Entre deux répétitions, Philippe Leroux nous parle de son premier opéra, L’Annonce faite à Marie, à quelques jours de sa création mondiale au Théâtre Graslin de Nantes, le 9 octobre, sous la direction de Guillaume Bourgogne et dans une mise en scène de Célie Pauthe.

Pourquoi avoir choisi Claudel?
 
Je pense à écrire un opéra depuis quarante ans. C’était alors beaucoup trop tôt, mais je suis toujours resté à l’affût d’un texte qui pourrait me motiver. Je n’avais jamais fait la rencontre qu’il fallait, ni avec un texte ni avec un écrivain, jusqu’à L’Annonce faite à Marie, de Claudel, et cela a été l’évidence absolue. C’est une pièce dans laquelle il y a tous les ingrédients d’une dramaturgie, les passions humaines, la jalousie, l’amour, ce qui à mon avis est nécessaire pour faire un opéra. On a aussi l’aspect spirituel qui est essentiel pour moi. Une écriture absolument magnifique, une profondeur psychologique des personnages, riches, complexes, absolument pas manichéens. On est à la fois dans le drame et dans la poésie. J’ai choisi cette pièce plus que je n’ai choisi Claudel. Ce qui me touche, c’est le rapport à la transcendance : Violaine allant vers autre chose que la simple matérialité de son environnement, le père qui lui aussi a envie de tout quitter parce que ça ne lui suffit pas… C’est cela je crois le plus important : tout ça, c’est bien, mais ça ne suffit pas ! Certains ont envie d’aller plus loin, de traverser le miroir, de creuser derrière cette réalité pour voir ce qui s’y passe. Je suis allé chercher dans le texte cet écartèlement entre l’immanence – la pure réalité terrestre, charnelle – et puis la transcendance. Pour moi, les deux doivent être présents en même temps. Et c’est à partir du moment où l’on commence à les séparer qu’il arrive des catastrophes …
 

© P. Raimbault
 
Comment concilier l’essence de votre musique avec le cahier des charges d’un opéra?

────────

Consigne:
Citez fidèlement le passage de l'entretien avec Philippe Leroux qui s'étend de « Entre deux répétitions, Philippe » jusqu'à « de Célie Pauthe. » inclus. Les données ne sont pas nécessaires.

Extrait de données:
────────

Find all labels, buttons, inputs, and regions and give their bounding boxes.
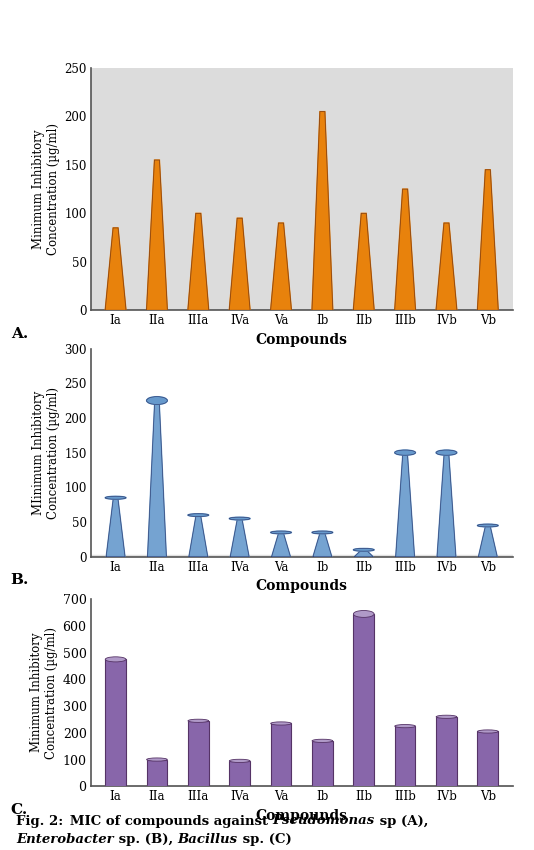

────────

Réponse attendue:
Entre deux répétitions, Philippe Leroux nous parle de son premier opéra, L’Annonce faite à Marie, à quelques jours de sa création mondiale au Théâtre Graslin de Nantes, le 9 octobre, sous la direction de Guillaume Bourgogne et dans une mise en scène de Célie Pauthe.